Task goal: Pictures stay out of the copy; set down each line of the listing below exactly.

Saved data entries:
····················
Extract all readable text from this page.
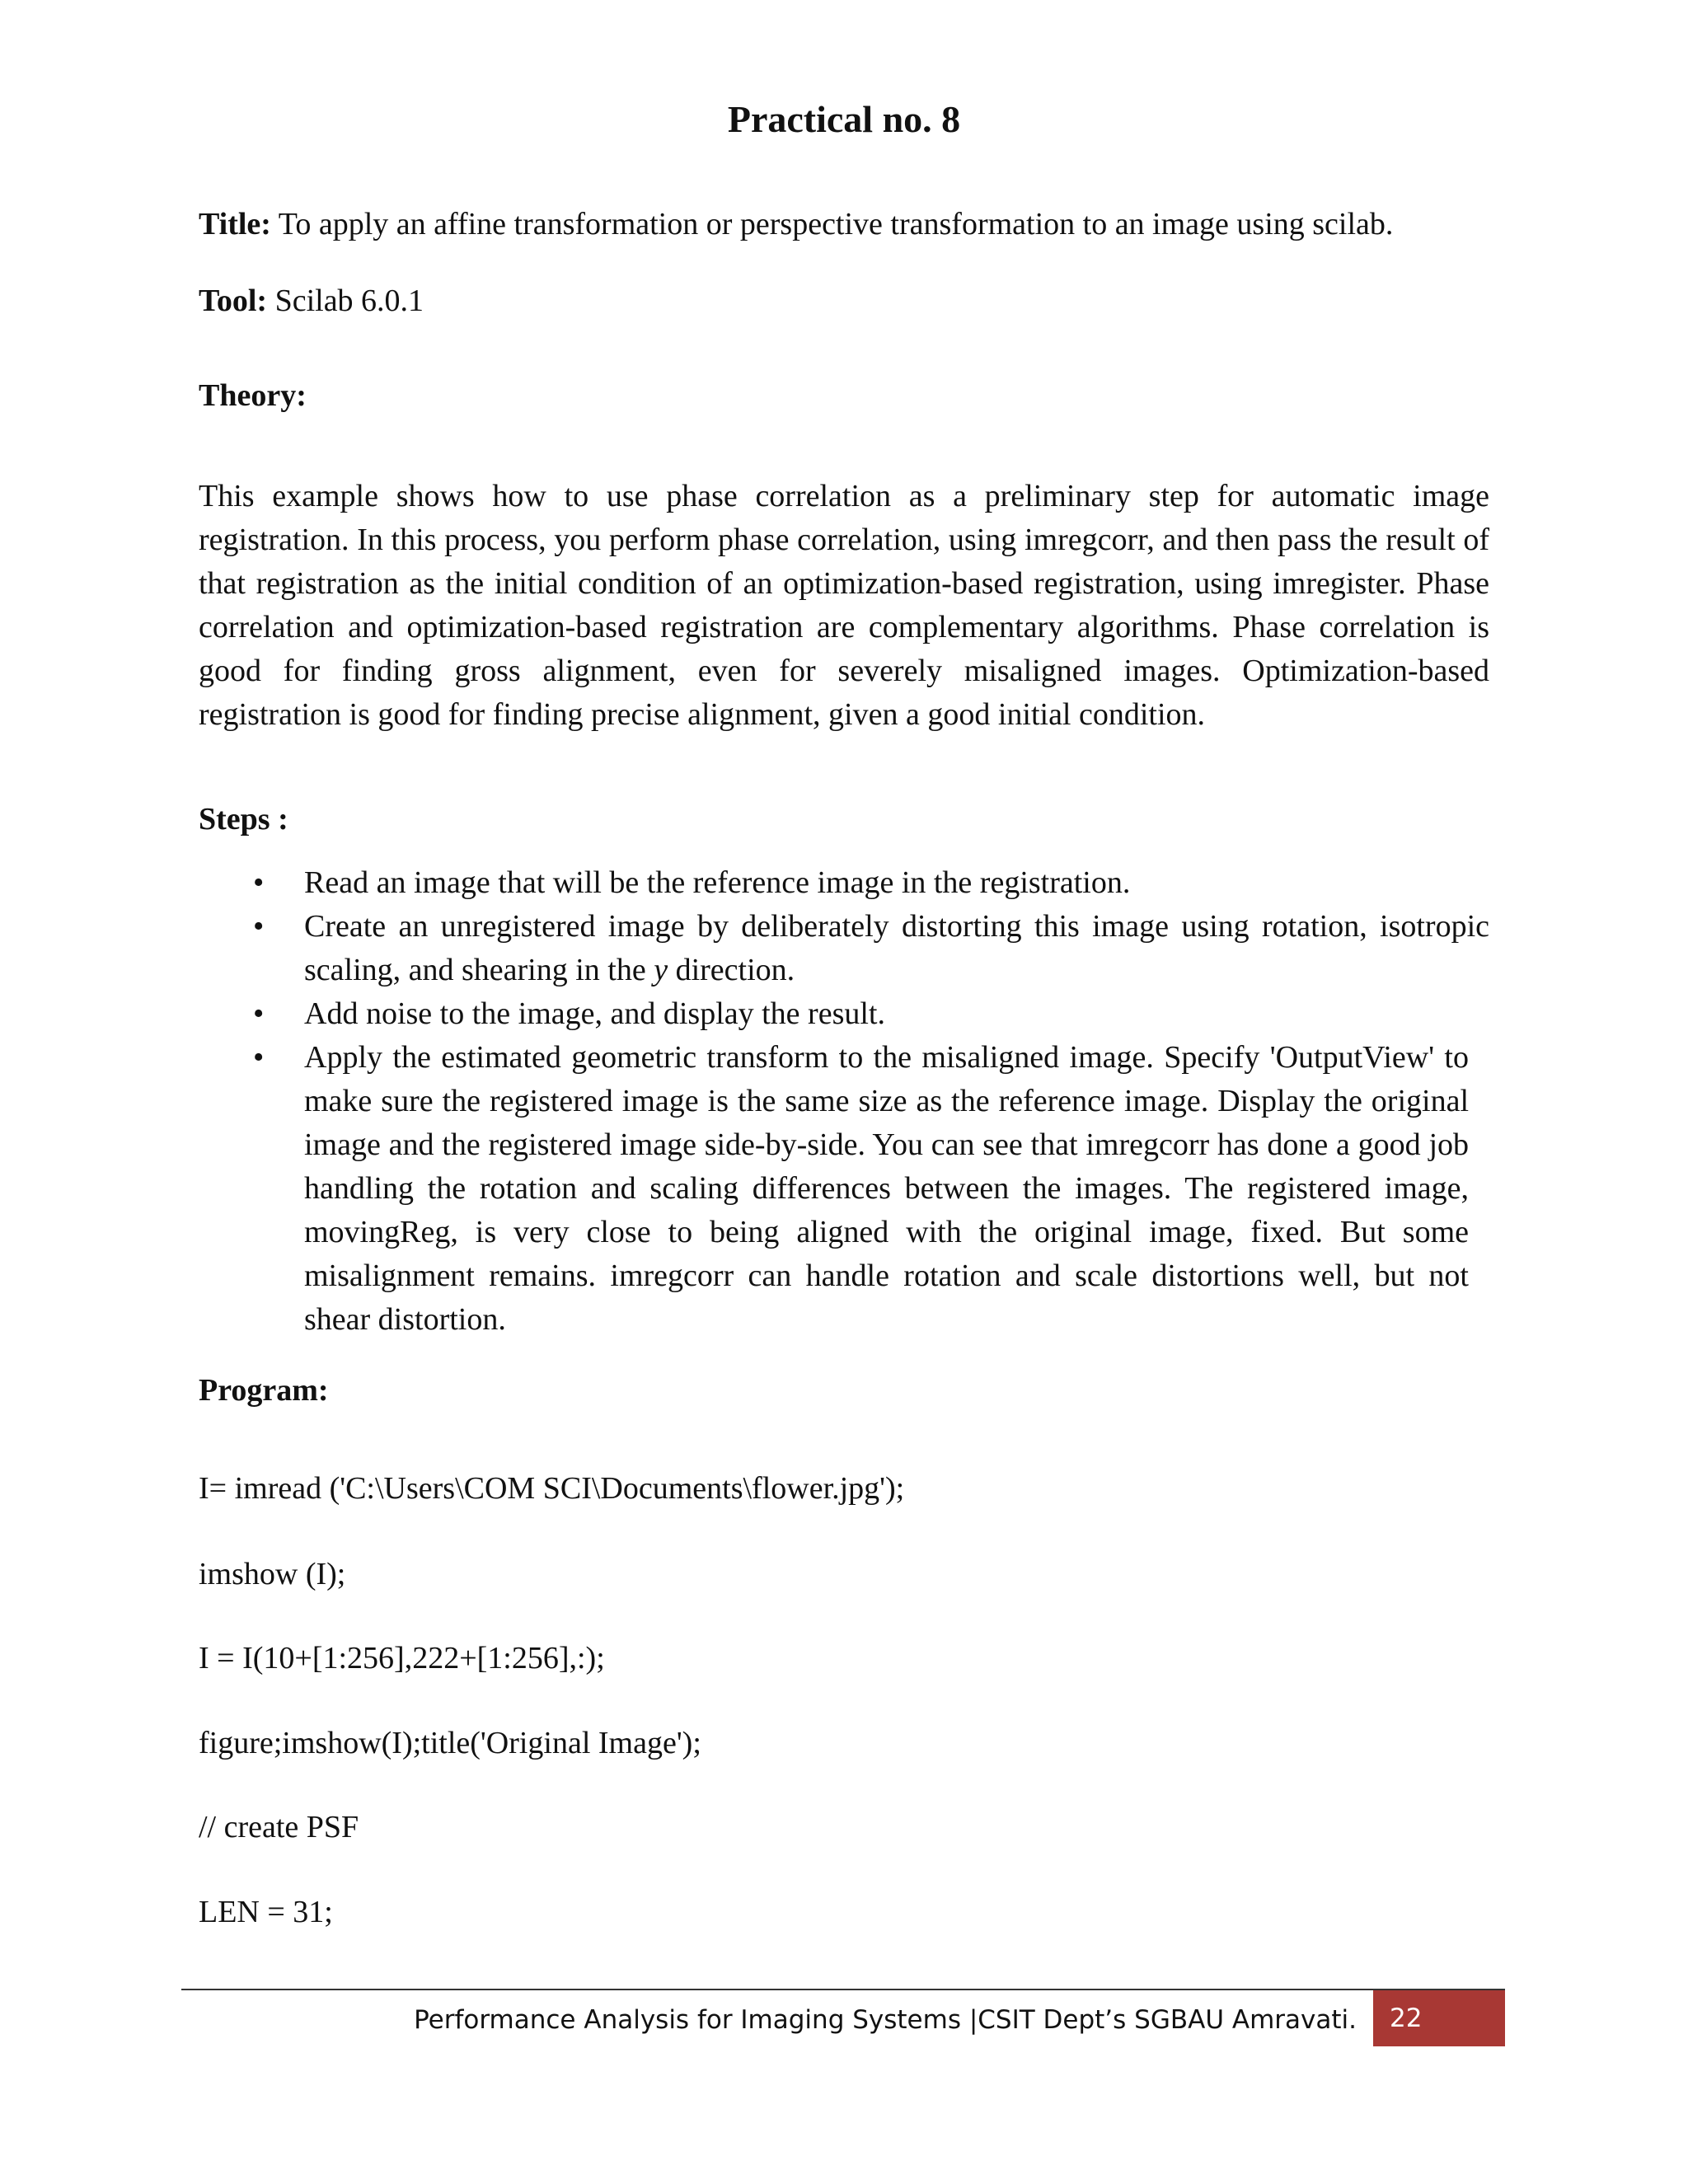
Practical no. 8

Title: To apply an affine transformation or perspective transformation to an image using scilab.

Tool: Scilab 6.0.1

Theory:

This example shows how to use phase correlation as a preliminary step for automatic image registration. In this process, you perform phase correlation, using imregcorr, and then pass the result of that registration as the initial condition of an optimization-based registration, using imregister. Phase correlation and optimization-based registration are complementary algorithms. Phase correlation is good for finding gross alignment, even for severely misaligned images. Optimization-based registration is good for finding precise alignment, given a good initial condition.

Steps :

• Read an image that will be the reference image in the registration.
• Create an unregistered image by deliberately distorting this image using rotation, isotropic scaling, and shearing in the y direction.
• Add noise to the image, and display the result.
• Apply the estimated geometric transform to the misaligned image. Specify 'OutputView' to make sure the registered image is the same size as the reference image. Display the original image and the registered image side-by-side. You can see that imregcorr has done a good job handling the rotation and scaling differences between the images. The registered image, movingReg, is very close to being aligned with the original image, fixed. But some misalignment remains. imregcorr can handle rotation and scale distortions well, but not shear distortion.

Program:

I= imread ('C:\Users\COM SCI\Documents\flower.jpg');

imshow (I);

I = I(10+[1:256],222+[1:256],:);

figure;imshow(I);title('Original Image');

// create PSF

LEN = 31;

Performance Analysis for Imaging Systems |CSIT Dept’s SGBAU Amravati.	22
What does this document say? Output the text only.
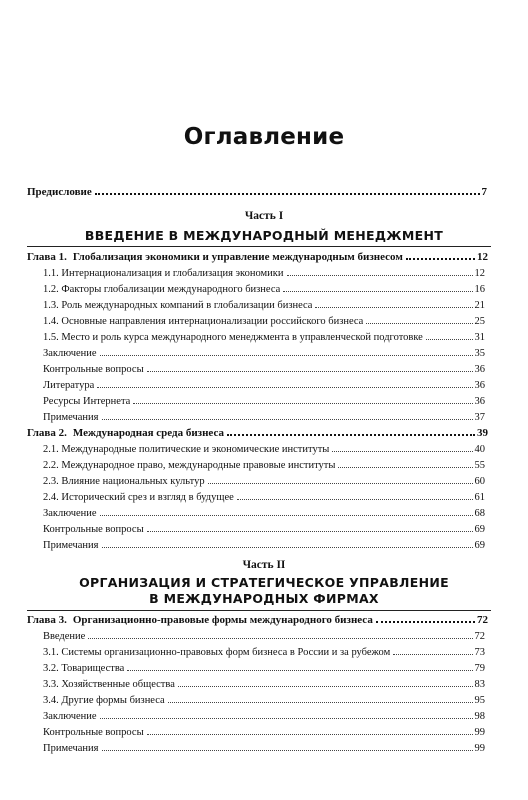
Оглавление
Предисловие	7
Часть I
ВВЕДЕНИЕ В МЕЖДУНАРОДНЫЙ МЕНЕДЖМЕНТ
Глава 1. Глобализация экономики и управление международным бизнесом	12
1.1. Интернационализация и глобализация экономики	12
1.2. Факторы глобализации международного бизнеса	16
1.3. Роль международных компаний в глобализации бизнеса	21
1.4. Основные направления интернационализации российского бизнеса	25
1.5. Место и роль курса международного менеджмента в управленческой подготовке	31
Заключение	35
Контрольные вопросы	36
Литература	36
Ресурсы Интернета	36
Примечания	37
Глава 2. Международная среда бизнеса	39
2.1. Международные политические и экономические институты	40
2.2. Международное право, международные правовые институты	55
2.3. Влияние национальных культур	60
2.4. Исторический срез и взгляд в будущее	61
Заключение	68
Контрольные вопросы	69
Примечания	69
Часть II
ОРГАНИЗАЦИЯ И СТРАТЕГИЧЕСКОЕ УПРАВЛЕНИЕ
В МЕЖДУНАРОДНЫХ ФИРМАХ
Глава 3. Организационно-правовые формы международного бизнеса	72
Введение	72
3.1. Системы организационно-правовых форм бизнеса в России и за рубежом	73
3.2. Товарищества	79
3.3. Хозяйственные общества	83
3.4. Другие формы бизнеса	95
Заключение	98
Контрольные вопросы	99
Примечания	99
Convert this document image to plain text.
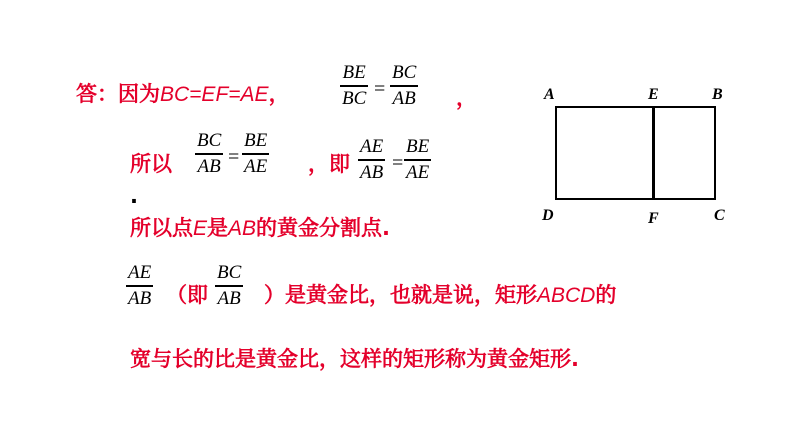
答：因为BC=EF=AE，
BE
BC =
BC
AB ，
所以
BC
AB =
BE
AE ，即
AE
AB =
BE
AE
.
所以点E是AB的黄金分割点.
AE
AB （即
BC
AB ）是黄金比，也就是说，矩形ABCD的
宽与长的比是黄金比，这样的矩形称为黄金矩形.
A	E	B
D	F	C
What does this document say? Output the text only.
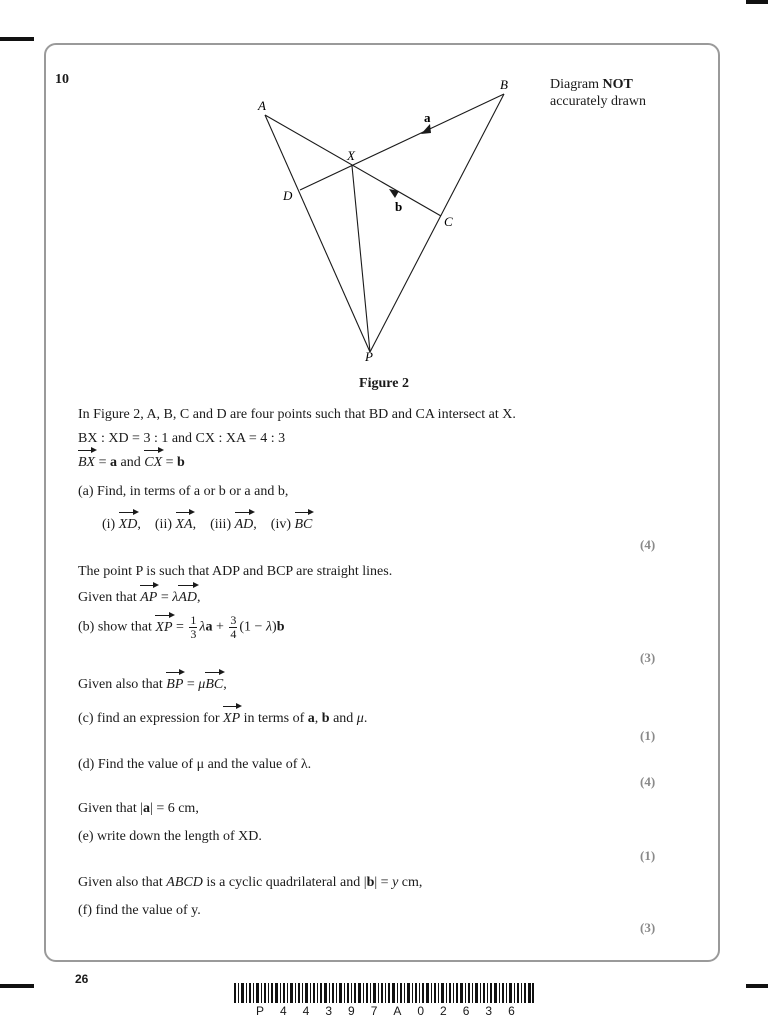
10	Diagram NOT
accurately drawn
A
B
X
D
C
P
a
b
Figure 2
In Figure 2, A, B, C and D are four points such that BD and CA intersect at X.
BX : XD = 3 : 1 and CX : XA = 4 : 3
BX = a and CX = b
(a) Find, in terms of a or b or a and b,
(i) XD,    (ii) XA,    (iii) AD,    (iv) BC
(4)
The point P is such that ADP and BCP are straight lines.
Given that AP = λAD,
(b) show that XP = $\frac{1}{3}$ $\lambda a + \frac{3}{4} (1 - \lambda)b$
(3)
Given also that BP = μBC,
(c) find an expression for XP in terms of a, b and μ.
(1)
(d) Find the value of μ and the value of λ.
(4)
Given that |a| = 6 cm,
(e) write down the length of XD.
(1)
Given also that ABCD is a cyclic quadrilateral and |b| = y cm,
(f) find the value of y.
(3)
26
P44397A02636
····················
Response:
Extract all readable text from this page.
Practical no. 8

Title: To apply an affine transformation or perspective transformation to an image using scilab.

Tool: Scilab 6.0.1

Theory:

This example shows how to use phase correlation as a preliminary step for automatic image registration. In this process, you perform phase correlation, using imregcorr, and then pass the result of that registration as the initial condition of an optimization-based registration, using imregister. Phase correlation and optimization-based registration are complementary algorithms. Phase correlation is good for finding gross alignment, even for severely misaligned images. Optimization-based registration is good for finding precise alignment, given a good initial condition.

Steps :

• Read an image that will be the reference image in the registration.
• Create an unregistered image by deliberately distorting this image using rotation, isotropic scaling, and shearing in the y direction.
• Add noise to the image, and display the result.
• Apply the estimated geometric transform to the misaligned image. Specify 'OutputView' to make sure the registered image is the same size as the reference image. Display the original image and the registered image side-by-side. You can see that imregcorr has done a good job handling the rotation and scaling differences between the images. The registered image, movingReg, is very close to being aligned with the original image, fixed. But some misalignment remains. imregcorr can handle rotation and scale distortions well, but not shear distortion.

Program:

I= imread ('C:\Users\COM SCI\Documents\flower.jpg');

imshow (I);

I = I(10+[1:256],222+[1:256],:);

figure;imshow(I);title('Original Image');

// create PSF

LEN = 31;

Performance Analysis for Imaging Systems |CSIT Dept’s SGBAU Amravati.	22
What does this document say? Output the text only.
Оглавление
Предисловие	7
Часть I
ВВЕДЕНИЕ В МЕЖДУНАРОДНЫЙ МЕНЕДЖМЕНТ
Глава 1. Глобализация экономики и управление международным бизнесом	12
1.1. Интернационализация и глобализация экономики	12
1.2. Факторы глобализации международного бизнеса	16
1.3. Роль международных компаний в глобализации бизнеса	21
1.4. Основные направления интернационализации российского бизнеса	25
1.5. Место и роль курса международного менеджмента в управленческой подготовке	31
Заключение	35
Контрольные вопросы	36
Литература	36
Ресурсы Интернета	36
Примечания	37
Глава 2. Международная среда бизнеса	39
2.1. Международные политические и экономические институты	40
2.2. Международное право, международные правовые институты	55
2.3. Влияние национальных культур	60
2.4. Исторический срез и взгляд в будущее	61
Заключение	68
Контрольные вопросы	69
Примечания	69
Часть II
ОРГАНИЗАЦИЯ И СТРАТЕГИЧЕСКОЕ УПРАВЛЕНИЕ
В МЕЖДУНАРОДНЫХ ФИРМАХ
Глава 3. Организационно-правовые формы международного бизнеса	72
Введение	72
3.1. Системы организационно-правовых форм бизнеса в России и за рубежом	73
3.2. Товарищества	79
3.3. Хозяйственные общества	83
3.4. Другие формы бизнеса	95
Заключение	98
Контрольные вопросы	99
Примечания	99
Convert this document image to plain text.
答：因为BC=EF=AE，
BE
BC =
BC
AB ，
所以
BC
AB =
BE
AE ，即
AE
AB =
BE
AE
.
所以点E是AB的黄金分割点.
AE
AB （即
BC
AB ）是黄金比，也就是说，矩形ABCD的
宽与长的比是黄金比，这样的矩形称为黄金矩形.
A	E	B
D	F	C
What does this document say? Output the text only.
10	Diagram NOT
accurately drawn
A
B
X
D
C
P
a
b
Figure 2
In Figure 2, A, B, C and D are four points such that BD and CA intersect at X.
BX : XD = 3 : 1 and CX : XA = 4 : 3
BX = a and CX = b
(a) Find, in terms of a or b or a and b,
(i) XD,    (ii) XA,    (iii) AD,    (iv) BC
(4)
The point P is such that ADP and BCP are straight lines.
Given that AP = λAD,
(b) show that XP = $\frac{1}{3}$ $\lambda a + \frac{3}{4} (1 - \lambda)b$
(3)
Given also that BP = μBC,
(c) find an expression for XP in terms of a, b and μ.
(1)
(d) Find the value of μ and the value of λ.
(4)
Given that |a| = 6 cm,
(e) write down the length of XD.
(1)
Given also that ABCD is a cyclic quadrilateral and |b| = y cm,
(f) find the value of y.
(3)
26
P44397A02636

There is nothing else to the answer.